- RECORD EXCERPTS -
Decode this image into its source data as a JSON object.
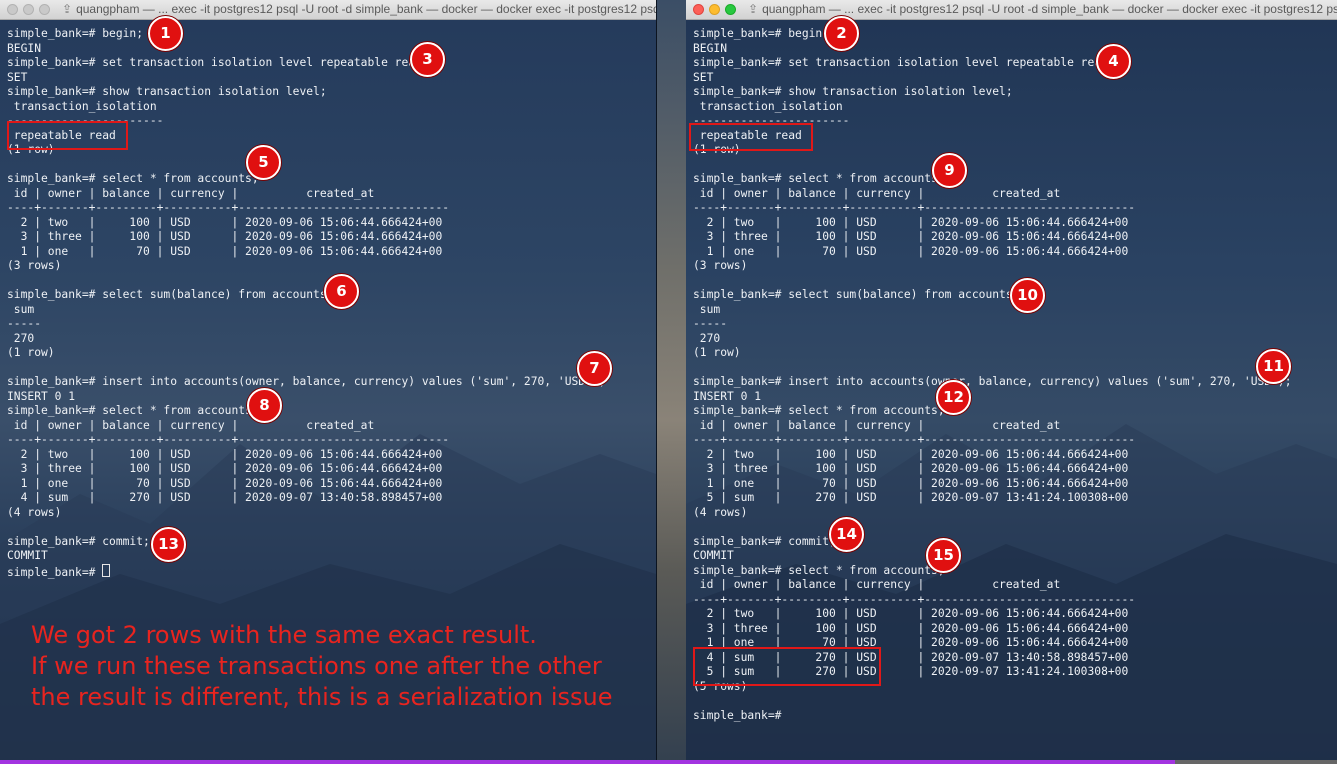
{
  "colors": {
    "badge": "#e01010",
    "highlight": "#e01818",
    "note_text": "#e8241f",
    "terminal_text": "#eef1f5"
  },
  "left_terminal": {
    "title": "quangpham — ... exec -it postgres12 psql -U root -d simple_bank — docker — docker exec -it postgres12 psql -U r...",
    "lines": [
      "simple_bank=# begin;",
      "BEGIN",
      "simple_bank=# set transaction isolation level repeatable read;",
      "SET",
      "simple_bank=# show transaction isolation level;",
      " transaction_isolation",
      "-----------------------",
      " repeatable read",
      "(1 row)",
      "",
      "simple_bank=# select * from accounts;",
      " id | owner | balance | currency |          created_at",
      "----+-------+---------+----------+-------------------------------",
      "  2 | two   |     100 | USD      | 2020-09-06 15:06:44.666424+00",
      "  3 | three |     100 | USD      | 2020-09-06 15:06:44.666424+00",
      "  1 | one   |      70 | USD      | 2020-09-06 15:06:44.666424+00",
      "(3 rows)",
      "",
      "simple_bank=# select sum(balance) from accounts;",
      " sum",
      "-----",
      " 270",
      "(1 row)",
      "",
      "simple_bank=# insert into accounts(owner, balance, currency) values ('sum', 270, 'USD');",
      "INSERT 0 1",
      "simple_bank=# select * from accounts;",
      " id | owner | balance | currency |          created_at",
      "----+-------+---------+----------+-------------------------------",
      "  2 | two   |     100 | USD      | 2020-09-06 15:06:44.666424+00",
      "  3 | three |     100 | USD      | 2020-09-06 15:06:44.666424+00",
      "  1 | one   |      70 | USD      | 2020-09-06 15:06:44.666424+00",
      "  4 | sum   |     270 | USD      | 2020-09-07 13:40:58.898457+00",
      "(4 rows)",
      "",
      "simple_bank=# commit;",
      "COMMIT",
      "simple_bank=# "
    ]
  },
  "right_terminal": {
    "title": "quangpham — ... exec -it postgres12 psql -U root -d simple_bank — docker — docker exec -it postgres12 psql -U r...",
    "lines": [
      "simple_bank=# begin;",
      "BEGIN",
      "simple_bank=# set transaction isolation level repeatable read;",
      "SET",
      "simple_bank=# show transaction isolation level;",
      " transaction_isolation",
      "-----------------------",
      " repeatable read",
      "(1 row)",
      "",
      "simple_bank=# select * from accounts;",
      " id | owner | balance | currency |          created_at",
      "----+-------+---------+----------+-------------------------------",
      "  2 | two   |     100 | USD      | 2020-09-06 15:06:44.666424+00",
      "  3 | three |     100 | USD      | 2020-09-06 15:06:44.666424+00",
      "  1 | one   |      70 | USD      | 2020-09-06 15:06:44.666424+00",
      "(3 rows)",
      "",
      "simple_bank=# select sum(balance) from accounts;",
      " sum",
      "-----",
      " 270",
      "(1 row)",
      "",
      "simple_bank=# insert into accounts(owner, balance, currency) values ('sum', 270, 'USD');",
      "INSERT 0 1",
      "simple_bank=# select * from accounts;",
      " id | owner | balance | currency |          created_at",
      "----+-------+---------+----------+-------------------------------",
      "  2 | two   |     100 | USD      | 2020-09-06 15:06:44.666424+00",
      "  3 | three |     100 | USD      | 2020-09-06 15:06:44.666424+00",
      "  1 | one   |      70 | USD      | 2020-09-06 15:06:44.666424+00",
      "  5 | sum   |     270 | USD      | 2020-09-07 13:41:24.100308+00",
      "(4 rows)",
      "",
      "simple_bank=# commit;",
      "COMMIT",
      "simple_bank=# select * from accounts;",
      " id | owner | balance | currency |          created_at",
      "----+-------+---------+----------+-------------------------------",
      "  2 | two   |     100 | USD      | 2020-09-06 15:06:44.666424+00",
      "  3 | three |     100 | USD      | 2020-09-06 15:06:44.666424+00",
      "  1 | one   |      70 | USD      | 2020-09-06 15:06:44.666424+00",
      "  4 | sum   |     270 | USD      | 2020-09-07 13:40:58.898457+00",
      "  5 | sum   |     270 | USD      | 2020-09-07 13:41:24.100308+00",
      "(5 rows)",
      "",
      "simple_bank=#"
    ]
  },
  "step_badges": [
    "1",
    "2",
    "3",
    "4",
    "5",
    "6",
    "7",
    "8",
    "9",
    "10",
    "11",
    "12",
    "13",
    "14",
    "15"
  ],
  "annotation": {
    "line1": "We got 2 rows with the same exact result.",
    "line2": "If we run these transactions one after the other",
    "line3": "the result is different, this is a serialization issue"
  }
}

- OBJECTIVE -
Exclude the pictures and transcribe all of the entries exactly.

- RESULT OF THE EXERCISE -
Decode this image into its source data as a JSON object.
{
  "colors": {
    "badge": "#e01010",
    "highlight": "#e01818",
    "note_text": "#e8241f",
    "terminal_text": "#eef1f5"
  },
  "left_terminal": {
    "title": "quangpham — ... exec -it postgres12 psql -U root -d simple_bank — docker — docker exec -it postgres12 psql -U r...",
    "lines": [
      "simple_bank=# begin;",
      "BEGIN",
      "simple_bank=# set transaction isolation level repeatable read;",
      "SET",
      "simple_bank=# show transaction isolation level;",
      " transaction_isolation",
      "-----------------------",
      " repeatable read",
      "(1 row)",
      "",
      "simple_bank=# select * from accounts;",
      " id | owner | balance | currency |          created_at",
      "----+-------+---------+----------+-------------------------------",
      "  2 | two   |     100 | USD      | 2020-09-06 15:06:44.666424+00",
      "  3 | three |     100 | USD      | 2020-09-06 15:06:44.666424+00",
      "  1 | one   |      70 | USD      | 2020-09-06 15:06:44.666424+00",
      "(3 rows)",
      "",
      "simple_bank=# select sum(balance) from accounts;",
      " sum",
      "-----",
      " 270",
      "(1 row)",
      "",
      "simple_bank=# insert into accounts(owner, balance, currency) values ('sum', 270, 'USD');",
      "INSERT 0 1",
      "simple_bank=# select * from accounts;",
      " id | owner | balance | currency |          created_at",
      "----+-------+---------+----------+-------------------------------",
      "  2 | two   |     100 | USD      | 2020-09-06 15:06:44.666424+00",
      "  3 | three |     100 | USD      | 2020-09-06 15:06:44.666424+00",
      "  1 | one   |      70 | USD      | 2020-09-06 15:06:44.666424+00",
      "  4 | sum   |     270 | USD      | 2020-09-07 13:40:58.898457+00",
      "(4 rows)",
      "",
      "simple_bank=# commit;",
      "COMMIT",
      "simple_bank=# "
    ]
  },
  "right_terminal": {
    "title": "quangpham — ... exec -it postgres12 psql -U root -d simple_bank — docker — docker exec -it postgres12 psql -U r...",
    "lines": [
      "simple_bank=# begin;",
      "BEGIN",
      "simple_bank=# set transaction isolation level repeatable read;",
      "SET",
      "simple_bank=# show transaction isolation level;",
      " transaction_isolation",
      "-----------------------",
      " repeatable read",
      "(1 row)",
      "",
      "simple_bank=# select * from accounts;",
      " id | owner | balance | currency |          created_at",
      "----+-------+---------+----------+-------------------------------",
      "  2 | two   |     100 | USD      | 2020-09-06 15:06:44.666424+00",
      "  3 | three |     100 | USD      | 2020-09-06 15:06:44.666424+00",
      "  1 | one   |      70 | USD      | 2020-09-06 15:06:44.666424+00",
      "(3 rows)",
      "",
      "simple_bank=# select sum(balance) from accounts;",
      " sum",
      "-----",
      " 270",
      "(1 row)",
      "",
      "simple_bank=# insert into accounts(owner, balance, currency) values ('sum', 270, 'USD');",
      "INSERT 0 1",
      "simple_bank=# select * from accounts;",
      " id | owner | balance | currency |          created_at",
      "----+-------+---------+----------+-------------------------------",
      "  2 | two   |     100 | USD      | 2020-09-06 15:06:44.666424+00",
      "  3 | three |     100 | USD      | 2020-09-06 15:06:44.666424+00",
      "  1 | one   |      70 | USD      | 2020-09-06 15:06:44.666424+00",
      "  5 | sum   |     270 | USD      | 2020-09-07 13:41:24.100308+00",
      "(4 rows)",
      "",
      "simple_bank=# commit;",
      "COMMIT",
      "simple_bank=# select * from accounts;",
      " id | owner | balance | currency |          created_at",
      "----+-------+---------+----------+-------------------------------",
      "  2 | two   |     100 | USD      | 2020-09-06 15:06:44.666424+00",
      "  3 | three |     100 | USD      | 2020-09-06 15:06:44.666424+00",
      "  1 | one   |      70 | USD      | 2020-09-06 15:06:44.666424+00",
      "  4 | sum   |     270 | USD      | 2020-09-07 13:40:58.898457+00",
      "  5 | sum   |     270 | USD      | 2020-09-07 13:41:24.100308+00",
      "(5 rows)",
      "",
      "simple_bank=#"
    ]
  },
  "step_badges": [
    "1",
    "2",
    "3",
    "4",
    "5",
    "6",
    "7",
    "8",
    "9",
    "10",
    "11",
    "12",
    "13",
    "14",
    "15"
  ],
  "annotation": {
    "line1": "We got 2 rows with the same exact result.",
    "line2": "If we run these transactions one after the other",
    "line3": "the result is different, this is a serialization issue"
  }
}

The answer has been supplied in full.